* [Задания]:
**A.** Перепечатайте часть фрагмента о фильме Тарковского от «Трудно согласиться с» до «сценария до фильма[173].».
**B.** Что, согласно В. Фомину в фрагменте о фильме Тарковского, первым делом рухнуло от тотальной «метафорической возгонки» образов?

* [Фрагмент текста]:

В. Фомин, интерпретируя путь происходящих с фильмом превращений, твердо уверен, что при избранном Тарковским характере работы иначе и быть не могло: исходный замысел неузнаваемо менялся. От тотальной «метафорической возгонки» образов первым делом рухнул изначально задуманный жанр исповеди. И в фильме о матери, увиденной глазами сына, уже «на стадии режиссерского сценария участники его обсуждения с изумлением заметили, что линия сына начинает заметно теснить эту главную линию…»[172].

Трудно согласиться с тем, что Тарковский ушел от исповеди в какой-то неведомый философско-метафорический жанр. Просто сама исповедь поменяла субъекта – не мать, а сын исповедовался в готовой картине

Режиссер так проследил путь превращения замысла от сценария до фильма[173].

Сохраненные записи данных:

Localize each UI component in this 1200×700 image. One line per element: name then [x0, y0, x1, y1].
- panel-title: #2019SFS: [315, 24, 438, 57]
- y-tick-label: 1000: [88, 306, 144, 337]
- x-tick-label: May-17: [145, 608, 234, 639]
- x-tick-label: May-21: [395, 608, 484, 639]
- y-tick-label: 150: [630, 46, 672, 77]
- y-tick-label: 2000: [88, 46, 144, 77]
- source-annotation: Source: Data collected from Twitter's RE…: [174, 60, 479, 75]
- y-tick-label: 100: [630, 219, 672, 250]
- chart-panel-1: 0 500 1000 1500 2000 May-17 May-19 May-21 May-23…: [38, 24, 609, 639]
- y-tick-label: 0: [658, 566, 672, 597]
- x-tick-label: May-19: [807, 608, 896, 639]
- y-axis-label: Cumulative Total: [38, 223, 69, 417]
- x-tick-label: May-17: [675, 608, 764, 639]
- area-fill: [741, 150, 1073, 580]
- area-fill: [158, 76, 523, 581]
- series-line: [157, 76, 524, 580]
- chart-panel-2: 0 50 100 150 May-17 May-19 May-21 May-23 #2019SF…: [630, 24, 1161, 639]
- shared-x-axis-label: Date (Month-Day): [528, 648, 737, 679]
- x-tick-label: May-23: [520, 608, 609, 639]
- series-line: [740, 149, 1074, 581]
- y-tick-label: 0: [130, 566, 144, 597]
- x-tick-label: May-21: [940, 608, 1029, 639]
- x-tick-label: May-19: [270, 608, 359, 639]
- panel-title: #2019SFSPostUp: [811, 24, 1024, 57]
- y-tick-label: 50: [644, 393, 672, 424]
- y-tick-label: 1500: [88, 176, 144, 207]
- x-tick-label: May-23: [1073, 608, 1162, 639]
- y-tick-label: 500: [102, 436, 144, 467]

* [Ответы]:
**A.**
Трудно согласиться с тем, что Тарковский ушел от исповеди в какой-то неведомый философско-метафорический жанр. Просто сама исповедь поменяла субъекта – не мать, а сын исповедовался в готовой картине

Режиссер так проследил путь превращения замысла от сценария до фильма[173].

**B.** Изначально задуманный жанр исповеди.